======== DATA TO USE
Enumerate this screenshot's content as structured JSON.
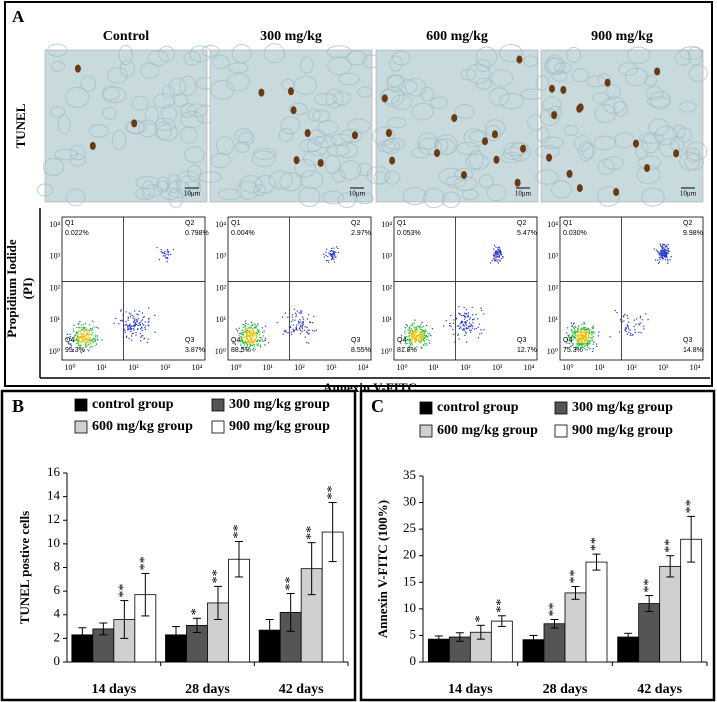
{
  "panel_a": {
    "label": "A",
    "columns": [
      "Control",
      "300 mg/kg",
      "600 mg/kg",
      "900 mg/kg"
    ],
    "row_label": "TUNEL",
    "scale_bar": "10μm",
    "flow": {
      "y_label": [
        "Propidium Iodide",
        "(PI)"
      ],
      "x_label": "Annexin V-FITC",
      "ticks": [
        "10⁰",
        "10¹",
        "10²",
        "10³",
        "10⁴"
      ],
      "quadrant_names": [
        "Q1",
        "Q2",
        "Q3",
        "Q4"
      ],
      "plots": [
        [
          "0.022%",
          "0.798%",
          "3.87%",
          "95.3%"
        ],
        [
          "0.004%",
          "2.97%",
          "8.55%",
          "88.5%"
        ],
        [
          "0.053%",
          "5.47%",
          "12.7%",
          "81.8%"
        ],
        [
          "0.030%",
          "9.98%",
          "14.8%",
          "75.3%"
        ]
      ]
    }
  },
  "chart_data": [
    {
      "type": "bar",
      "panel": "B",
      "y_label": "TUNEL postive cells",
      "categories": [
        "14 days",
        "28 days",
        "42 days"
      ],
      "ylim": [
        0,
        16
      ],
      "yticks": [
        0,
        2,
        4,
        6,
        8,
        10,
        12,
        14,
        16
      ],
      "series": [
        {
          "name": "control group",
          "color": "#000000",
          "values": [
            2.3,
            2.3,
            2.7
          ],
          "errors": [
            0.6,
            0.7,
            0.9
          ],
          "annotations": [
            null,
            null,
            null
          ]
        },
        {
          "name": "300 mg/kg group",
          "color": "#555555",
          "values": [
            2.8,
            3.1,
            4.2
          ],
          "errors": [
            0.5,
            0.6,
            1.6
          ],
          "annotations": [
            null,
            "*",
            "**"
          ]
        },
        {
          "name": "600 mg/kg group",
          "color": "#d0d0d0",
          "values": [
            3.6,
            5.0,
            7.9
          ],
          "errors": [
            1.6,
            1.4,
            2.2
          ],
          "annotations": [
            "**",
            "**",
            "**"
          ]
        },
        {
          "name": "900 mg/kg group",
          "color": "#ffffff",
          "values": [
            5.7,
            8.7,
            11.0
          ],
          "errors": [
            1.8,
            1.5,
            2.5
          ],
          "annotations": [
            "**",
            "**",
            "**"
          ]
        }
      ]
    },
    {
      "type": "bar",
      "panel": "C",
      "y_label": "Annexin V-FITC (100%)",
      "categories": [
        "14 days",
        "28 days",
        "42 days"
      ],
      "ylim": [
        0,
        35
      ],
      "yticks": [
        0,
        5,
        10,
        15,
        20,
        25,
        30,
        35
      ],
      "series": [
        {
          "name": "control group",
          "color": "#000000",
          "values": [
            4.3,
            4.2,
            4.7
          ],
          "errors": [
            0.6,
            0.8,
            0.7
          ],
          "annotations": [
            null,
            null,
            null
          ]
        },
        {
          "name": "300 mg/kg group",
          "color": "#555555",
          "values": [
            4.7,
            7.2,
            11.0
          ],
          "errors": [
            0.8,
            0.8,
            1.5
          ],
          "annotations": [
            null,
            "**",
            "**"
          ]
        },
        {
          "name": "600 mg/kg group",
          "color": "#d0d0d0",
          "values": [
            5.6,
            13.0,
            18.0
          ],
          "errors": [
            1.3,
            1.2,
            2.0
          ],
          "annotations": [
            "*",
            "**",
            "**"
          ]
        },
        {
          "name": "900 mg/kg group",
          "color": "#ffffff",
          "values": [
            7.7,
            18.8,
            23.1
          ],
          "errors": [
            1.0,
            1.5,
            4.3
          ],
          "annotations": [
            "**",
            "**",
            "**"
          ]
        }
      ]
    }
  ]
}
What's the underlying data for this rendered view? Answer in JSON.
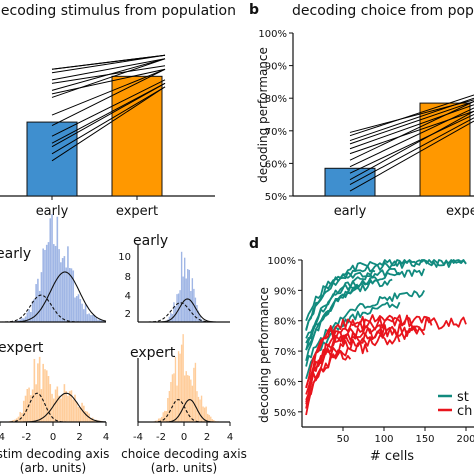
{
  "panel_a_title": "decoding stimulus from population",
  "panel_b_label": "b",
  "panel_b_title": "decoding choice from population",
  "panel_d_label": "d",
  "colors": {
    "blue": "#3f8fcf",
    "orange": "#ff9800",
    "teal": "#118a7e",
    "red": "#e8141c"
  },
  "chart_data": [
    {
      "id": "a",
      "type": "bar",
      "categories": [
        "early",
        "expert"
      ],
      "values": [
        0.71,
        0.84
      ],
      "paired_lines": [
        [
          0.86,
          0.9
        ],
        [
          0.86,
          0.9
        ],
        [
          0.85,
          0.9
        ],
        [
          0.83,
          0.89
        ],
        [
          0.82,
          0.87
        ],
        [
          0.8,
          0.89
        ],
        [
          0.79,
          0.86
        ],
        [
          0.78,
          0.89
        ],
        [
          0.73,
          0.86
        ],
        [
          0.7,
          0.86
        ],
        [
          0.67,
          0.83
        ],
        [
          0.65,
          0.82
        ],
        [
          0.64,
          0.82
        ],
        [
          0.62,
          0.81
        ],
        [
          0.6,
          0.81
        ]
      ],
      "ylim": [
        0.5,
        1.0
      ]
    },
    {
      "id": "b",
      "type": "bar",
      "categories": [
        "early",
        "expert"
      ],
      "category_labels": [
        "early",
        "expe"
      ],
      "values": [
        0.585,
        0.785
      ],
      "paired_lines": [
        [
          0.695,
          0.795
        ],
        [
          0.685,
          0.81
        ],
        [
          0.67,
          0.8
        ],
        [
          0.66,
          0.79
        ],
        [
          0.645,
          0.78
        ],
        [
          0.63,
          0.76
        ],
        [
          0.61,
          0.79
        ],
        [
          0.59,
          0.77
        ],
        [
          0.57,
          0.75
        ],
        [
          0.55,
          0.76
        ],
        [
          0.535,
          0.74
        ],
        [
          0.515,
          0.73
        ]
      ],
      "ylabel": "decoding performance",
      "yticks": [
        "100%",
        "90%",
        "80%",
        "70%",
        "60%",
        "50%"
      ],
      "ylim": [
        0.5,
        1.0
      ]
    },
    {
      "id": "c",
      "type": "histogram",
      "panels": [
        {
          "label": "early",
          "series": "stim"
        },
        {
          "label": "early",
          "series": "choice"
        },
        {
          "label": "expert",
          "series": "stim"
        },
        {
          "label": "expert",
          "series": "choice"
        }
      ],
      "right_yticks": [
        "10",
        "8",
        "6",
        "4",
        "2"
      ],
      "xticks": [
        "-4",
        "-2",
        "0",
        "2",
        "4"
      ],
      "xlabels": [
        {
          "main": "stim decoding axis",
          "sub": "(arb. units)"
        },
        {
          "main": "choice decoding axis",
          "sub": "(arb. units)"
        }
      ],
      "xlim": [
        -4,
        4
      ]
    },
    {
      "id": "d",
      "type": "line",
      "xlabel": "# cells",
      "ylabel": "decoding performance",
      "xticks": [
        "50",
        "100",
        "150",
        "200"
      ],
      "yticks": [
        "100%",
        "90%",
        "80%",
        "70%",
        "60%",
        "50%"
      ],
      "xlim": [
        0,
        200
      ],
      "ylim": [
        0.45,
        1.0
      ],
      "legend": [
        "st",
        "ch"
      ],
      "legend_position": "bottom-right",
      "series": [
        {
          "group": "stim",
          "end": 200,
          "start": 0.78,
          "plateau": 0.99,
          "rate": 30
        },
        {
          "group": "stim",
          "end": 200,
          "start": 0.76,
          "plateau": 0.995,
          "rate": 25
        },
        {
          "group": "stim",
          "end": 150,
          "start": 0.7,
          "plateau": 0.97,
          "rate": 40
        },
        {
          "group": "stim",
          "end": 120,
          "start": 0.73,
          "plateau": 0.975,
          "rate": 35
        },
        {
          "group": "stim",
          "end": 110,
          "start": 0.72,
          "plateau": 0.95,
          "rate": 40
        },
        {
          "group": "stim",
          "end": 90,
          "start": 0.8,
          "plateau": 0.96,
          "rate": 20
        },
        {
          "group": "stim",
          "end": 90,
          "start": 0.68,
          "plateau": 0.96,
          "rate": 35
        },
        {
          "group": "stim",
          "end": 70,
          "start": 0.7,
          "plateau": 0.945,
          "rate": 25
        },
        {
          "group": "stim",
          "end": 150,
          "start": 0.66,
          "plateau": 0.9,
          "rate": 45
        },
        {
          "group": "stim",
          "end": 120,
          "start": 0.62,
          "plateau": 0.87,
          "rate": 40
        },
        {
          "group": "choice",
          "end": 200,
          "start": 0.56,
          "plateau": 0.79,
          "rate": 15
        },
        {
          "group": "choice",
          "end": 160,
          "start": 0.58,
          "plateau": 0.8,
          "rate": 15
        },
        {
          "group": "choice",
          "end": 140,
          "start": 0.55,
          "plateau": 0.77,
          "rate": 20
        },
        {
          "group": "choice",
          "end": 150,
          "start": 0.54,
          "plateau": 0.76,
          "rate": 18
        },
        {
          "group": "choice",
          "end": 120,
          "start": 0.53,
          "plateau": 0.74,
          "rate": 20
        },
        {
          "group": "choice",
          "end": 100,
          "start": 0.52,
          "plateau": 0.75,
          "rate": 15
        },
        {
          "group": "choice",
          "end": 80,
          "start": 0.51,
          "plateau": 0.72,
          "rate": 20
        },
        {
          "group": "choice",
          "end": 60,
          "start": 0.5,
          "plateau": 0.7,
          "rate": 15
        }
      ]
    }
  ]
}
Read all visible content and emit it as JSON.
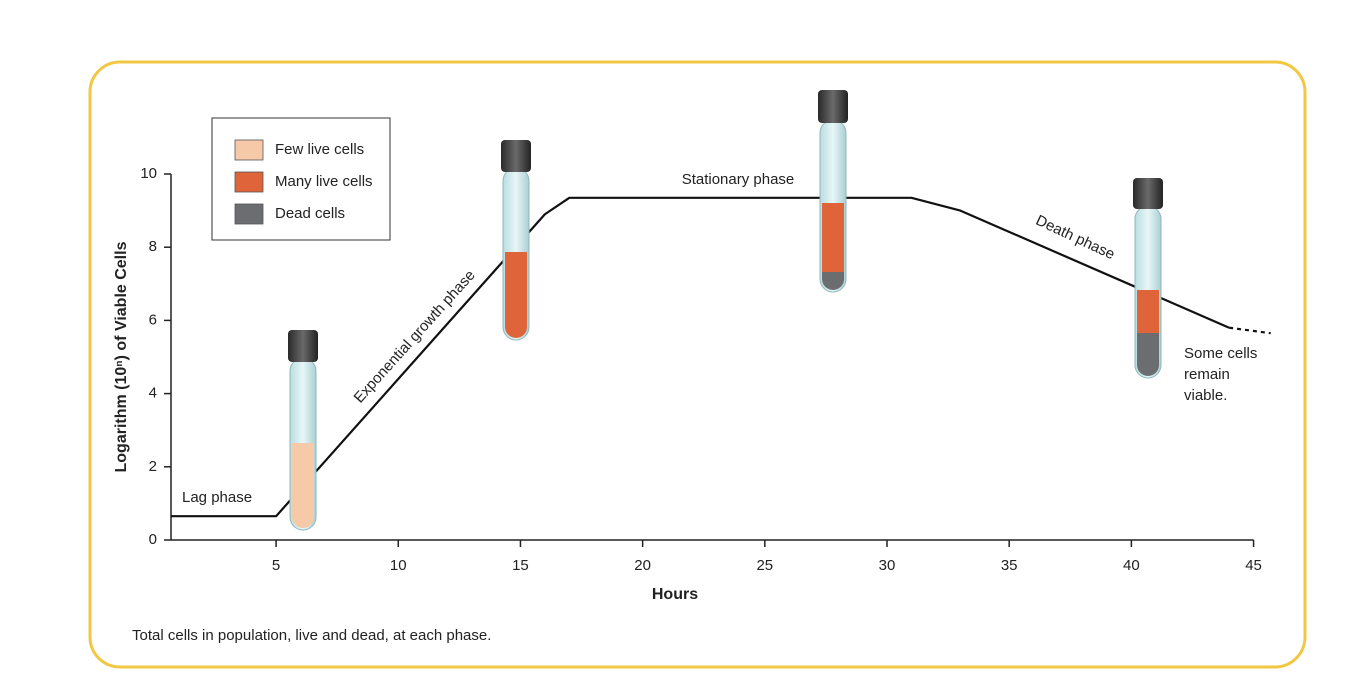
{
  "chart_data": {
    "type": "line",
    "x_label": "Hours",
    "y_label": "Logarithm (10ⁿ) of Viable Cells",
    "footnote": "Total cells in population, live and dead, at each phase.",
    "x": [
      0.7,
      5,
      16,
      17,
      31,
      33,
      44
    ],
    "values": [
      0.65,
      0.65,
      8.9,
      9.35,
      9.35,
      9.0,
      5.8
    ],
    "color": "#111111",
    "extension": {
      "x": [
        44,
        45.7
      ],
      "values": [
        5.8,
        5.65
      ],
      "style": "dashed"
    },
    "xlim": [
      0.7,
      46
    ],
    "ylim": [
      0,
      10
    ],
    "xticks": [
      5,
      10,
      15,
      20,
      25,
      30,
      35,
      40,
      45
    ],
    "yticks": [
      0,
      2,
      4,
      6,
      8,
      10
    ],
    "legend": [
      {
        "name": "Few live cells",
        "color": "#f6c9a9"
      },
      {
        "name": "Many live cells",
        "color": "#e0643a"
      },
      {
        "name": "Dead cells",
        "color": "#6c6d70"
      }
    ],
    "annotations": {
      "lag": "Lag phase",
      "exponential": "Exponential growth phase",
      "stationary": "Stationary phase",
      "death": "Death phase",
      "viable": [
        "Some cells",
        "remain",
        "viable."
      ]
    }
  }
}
================
WHAT IS REQUIRED: Return each line of the data where the word "content" appears.

ANSWER FOR THE TASK:
Enumerate this screenshot's content as structured JSON.
Read all visible content and emit it as JSON.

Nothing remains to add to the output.